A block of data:

========================================

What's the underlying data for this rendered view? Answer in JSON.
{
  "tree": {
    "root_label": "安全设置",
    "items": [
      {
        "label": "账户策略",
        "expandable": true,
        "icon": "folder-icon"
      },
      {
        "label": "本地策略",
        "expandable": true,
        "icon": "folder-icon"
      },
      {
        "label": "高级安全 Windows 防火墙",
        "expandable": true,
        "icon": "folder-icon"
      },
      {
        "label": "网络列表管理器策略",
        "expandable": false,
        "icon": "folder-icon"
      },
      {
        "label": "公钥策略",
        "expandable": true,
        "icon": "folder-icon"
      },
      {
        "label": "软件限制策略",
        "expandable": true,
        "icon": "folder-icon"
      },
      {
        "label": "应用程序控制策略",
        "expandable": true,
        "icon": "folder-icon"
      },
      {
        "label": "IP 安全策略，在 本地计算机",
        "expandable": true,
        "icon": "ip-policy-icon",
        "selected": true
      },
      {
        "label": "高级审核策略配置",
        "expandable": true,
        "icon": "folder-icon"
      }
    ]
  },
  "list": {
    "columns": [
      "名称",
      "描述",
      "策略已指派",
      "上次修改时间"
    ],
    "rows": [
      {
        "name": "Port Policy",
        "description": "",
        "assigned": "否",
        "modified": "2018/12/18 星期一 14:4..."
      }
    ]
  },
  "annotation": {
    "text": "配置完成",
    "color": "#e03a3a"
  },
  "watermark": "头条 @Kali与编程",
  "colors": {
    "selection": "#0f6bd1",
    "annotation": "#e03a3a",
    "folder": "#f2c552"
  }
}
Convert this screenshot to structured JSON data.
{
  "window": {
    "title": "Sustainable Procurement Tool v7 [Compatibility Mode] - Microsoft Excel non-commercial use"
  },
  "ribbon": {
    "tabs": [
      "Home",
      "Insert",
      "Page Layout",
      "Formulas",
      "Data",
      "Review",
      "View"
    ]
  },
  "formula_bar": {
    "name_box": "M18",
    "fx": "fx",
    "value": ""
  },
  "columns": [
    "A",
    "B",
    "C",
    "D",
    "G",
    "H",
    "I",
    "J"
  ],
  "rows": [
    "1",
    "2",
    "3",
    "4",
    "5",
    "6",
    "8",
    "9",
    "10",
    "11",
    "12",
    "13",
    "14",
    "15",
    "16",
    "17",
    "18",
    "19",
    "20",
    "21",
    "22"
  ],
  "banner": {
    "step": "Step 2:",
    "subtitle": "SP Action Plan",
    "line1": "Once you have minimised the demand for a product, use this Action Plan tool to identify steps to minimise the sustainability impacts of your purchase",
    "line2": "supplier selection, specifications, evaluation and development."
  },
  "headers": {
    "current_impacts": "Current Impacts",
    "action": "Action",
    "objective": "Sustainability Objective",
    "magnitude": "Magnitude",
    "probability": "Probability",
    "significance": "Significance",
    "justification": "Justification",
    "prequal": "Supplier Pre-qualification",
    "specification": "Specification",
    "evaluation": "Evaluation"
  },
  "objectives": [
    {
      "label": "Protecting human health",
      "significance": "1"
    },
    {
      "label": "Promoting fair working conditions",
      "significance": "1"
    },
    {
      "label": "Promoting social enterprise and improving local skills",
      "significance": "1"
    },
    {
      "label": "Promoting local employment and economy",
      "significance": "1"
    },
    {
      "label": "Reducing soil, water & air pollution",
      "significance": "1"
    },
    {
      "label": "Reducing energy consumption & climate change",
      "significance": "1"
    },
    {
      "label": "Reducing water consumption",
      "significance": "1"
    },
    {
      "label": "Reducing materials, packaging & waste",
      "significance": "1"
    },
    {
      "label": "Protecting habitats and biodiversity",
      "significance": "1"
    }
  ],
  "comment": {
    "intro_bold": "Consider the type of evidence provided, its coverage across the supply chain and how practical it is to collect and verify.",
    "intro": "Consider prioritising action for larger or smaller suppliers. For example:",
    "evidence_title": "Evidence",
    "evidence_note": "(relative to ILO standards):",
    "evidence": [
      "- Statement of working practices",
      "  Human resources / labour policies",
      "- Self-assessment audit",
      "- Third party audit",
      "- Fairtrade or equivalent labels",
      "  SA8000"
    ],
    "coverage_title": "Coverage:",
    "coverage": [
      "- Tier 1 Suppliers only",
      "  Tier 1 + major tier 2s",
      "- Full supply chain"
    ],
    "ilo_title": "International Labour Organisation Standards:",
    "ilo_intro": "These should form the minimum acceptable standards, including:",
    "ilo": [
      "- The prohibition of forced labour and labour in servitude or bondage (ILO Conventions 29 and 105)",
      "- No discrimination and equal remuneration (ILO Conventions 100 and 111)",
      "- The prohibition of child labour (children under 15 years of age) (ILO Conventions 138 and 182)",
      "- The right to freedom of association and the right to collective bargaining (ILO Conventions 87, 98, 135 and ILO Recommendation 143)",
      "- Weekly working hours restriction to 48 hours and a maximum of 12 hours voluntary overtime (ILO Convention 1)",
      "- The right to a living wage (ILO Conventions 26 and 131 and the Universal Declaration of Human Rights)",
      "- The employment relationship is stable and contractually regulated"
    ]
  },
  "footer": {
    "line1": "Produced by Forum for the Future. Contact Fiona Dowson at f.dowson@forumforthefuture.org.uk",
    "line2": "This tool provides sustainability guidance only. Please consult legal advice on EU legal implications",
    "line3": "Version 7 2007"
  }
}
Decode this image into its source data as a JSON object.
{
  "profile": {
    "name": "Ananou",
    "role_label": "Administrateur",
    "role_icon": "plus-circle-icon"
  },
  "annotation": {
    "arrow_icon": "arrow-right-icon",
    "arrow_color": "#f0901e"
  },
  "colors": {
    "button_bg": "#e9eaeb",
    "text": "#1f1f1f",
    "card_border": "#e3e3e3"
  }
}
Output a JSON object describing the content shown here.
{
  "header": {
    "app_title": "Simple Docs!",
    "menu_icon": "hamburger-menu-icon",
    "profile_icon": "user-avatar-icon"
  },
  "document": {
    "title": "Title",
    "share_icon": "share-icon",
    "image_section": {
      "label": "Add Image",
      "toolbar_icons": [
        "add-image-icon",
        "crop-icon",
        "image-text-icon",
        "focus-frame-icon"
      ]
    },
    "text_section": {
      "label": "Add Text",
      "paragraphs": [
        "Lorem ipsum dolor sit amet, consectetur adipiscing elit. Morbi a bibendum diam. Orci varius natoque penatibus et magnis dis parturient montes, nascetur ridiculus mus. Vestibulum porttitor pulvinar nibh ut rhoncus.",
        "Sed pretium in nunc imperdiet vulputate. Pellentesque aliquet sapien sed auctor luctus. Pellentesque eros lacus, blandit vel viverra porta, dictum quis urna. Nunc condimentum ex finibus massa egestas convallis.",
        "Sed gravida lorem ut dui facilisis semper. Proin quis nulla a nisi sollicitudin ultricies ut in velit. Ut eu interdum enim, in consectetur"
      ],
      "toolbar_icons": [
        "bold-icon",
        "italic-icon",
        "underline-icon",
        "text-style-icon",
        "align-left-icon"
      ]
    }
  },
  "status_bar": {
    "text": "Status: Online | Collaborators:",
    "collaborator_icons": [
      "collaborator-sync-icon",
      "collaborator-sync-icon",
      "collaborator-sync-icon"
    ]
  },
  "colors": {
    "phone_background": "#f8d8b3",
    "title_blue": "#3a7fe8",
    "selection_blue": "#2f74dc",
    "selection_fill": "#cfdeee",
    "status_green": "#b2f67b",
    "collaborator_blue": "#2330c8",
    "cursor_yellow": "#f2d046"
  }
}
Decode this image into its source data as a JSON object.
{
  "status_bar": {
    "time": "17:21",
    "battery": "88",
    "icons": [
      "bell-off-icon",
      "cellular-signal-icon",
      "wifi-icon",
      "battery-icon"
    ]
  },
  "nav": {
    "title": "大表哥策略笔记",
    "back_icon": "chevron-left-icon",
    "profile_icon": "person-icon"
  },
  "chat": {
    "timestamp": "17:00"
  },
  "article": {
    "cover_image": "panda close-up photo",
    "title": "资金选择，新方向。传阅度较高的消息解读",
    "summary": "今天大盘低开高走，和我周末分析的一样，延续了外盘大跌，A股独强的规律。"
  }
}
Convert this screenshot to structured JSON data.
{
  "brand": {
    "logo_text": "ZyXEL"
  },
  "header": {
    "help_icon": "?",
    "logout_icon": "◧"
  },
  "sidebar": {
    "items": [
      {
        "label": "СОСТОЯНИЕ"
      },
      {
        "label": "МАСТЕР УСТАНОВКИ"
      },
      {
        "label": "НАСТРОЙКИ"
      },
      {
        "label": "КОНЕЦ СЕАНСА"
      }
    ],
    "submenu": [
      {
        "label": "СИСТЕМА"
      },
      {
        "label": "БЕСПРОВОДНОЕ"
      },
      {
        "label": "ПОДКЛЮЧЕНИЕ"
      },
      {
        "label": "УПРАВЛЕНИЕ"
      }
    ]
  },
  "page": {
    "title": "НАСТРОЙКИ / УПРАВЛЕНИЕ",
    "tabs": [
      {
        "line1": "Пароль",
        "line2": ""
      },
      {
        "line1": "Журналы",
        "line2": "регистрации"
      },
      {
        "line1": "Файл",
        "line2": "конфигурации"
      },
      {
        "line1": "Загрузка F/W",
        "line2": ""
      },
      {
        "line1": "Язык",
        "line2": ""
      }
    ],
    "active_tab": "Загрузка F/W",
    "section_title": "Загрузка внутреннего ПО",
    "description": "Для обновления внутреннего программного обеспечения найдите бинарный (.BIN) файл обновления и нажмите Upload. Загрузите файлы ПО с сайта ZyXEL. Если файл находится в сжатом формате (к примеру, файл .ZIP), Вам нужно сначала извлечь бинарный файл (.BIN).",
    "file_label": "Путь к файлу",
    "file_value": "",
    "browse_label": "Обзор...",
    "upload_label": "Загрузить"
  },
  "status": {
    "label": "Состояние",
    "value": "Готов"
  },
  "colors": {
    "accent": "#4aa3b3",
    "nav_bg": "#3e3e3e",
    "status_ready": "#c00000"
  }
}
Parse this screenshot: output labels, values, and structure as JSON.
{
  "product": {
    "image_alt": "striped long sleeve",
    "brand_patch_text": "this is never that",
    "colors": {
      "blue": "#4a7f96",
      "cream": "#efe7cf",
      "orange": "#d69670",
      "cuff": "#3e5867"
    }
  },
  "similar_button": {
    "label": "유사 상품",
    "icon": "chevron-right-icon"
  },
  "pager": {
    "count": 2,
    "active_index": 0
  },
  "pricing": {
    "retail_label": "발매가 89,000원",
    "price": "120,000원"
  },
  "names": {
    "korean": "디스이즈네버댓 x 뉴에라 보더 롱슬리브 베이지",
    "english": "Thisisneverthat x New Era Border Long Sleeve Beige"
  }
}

========================================

Exercise details
From the line containing "Parse this screenshot: output" down to the final line of the data, write out every line exactly; both the first and last of these belong in your answer, and nothing else does.

Right answer
Parse this screenshot: output labels, values, and structure as JSON.
{
  "product": {
    "image_alt": "striped long sleeve",
    "brand_patch_text": "this is never that",
    "colors": {
      "blue": "#4a7f96",
      "cream": "#efe7cf",
      "orange": "#d69670",
      "cuff": "#3e5867"
    }
  },
  "similar_button": {
    "label": "유사 상품",
    "icon": "chevron-right-icon"
  },
  "pager": {
    "count": 2,
    "active_index": 0
  },
  "pricing": {
    "retail_label": "발매가 89,000원",
    "price": "120,000원"
  },
  "names": {
    "korean": "디스이즈네버댓 x 뉴에라 보더 롱슬리브 베이지",
    "english": "Thisisneverthat x New Era Border Long Sleeve Beige"
  }
}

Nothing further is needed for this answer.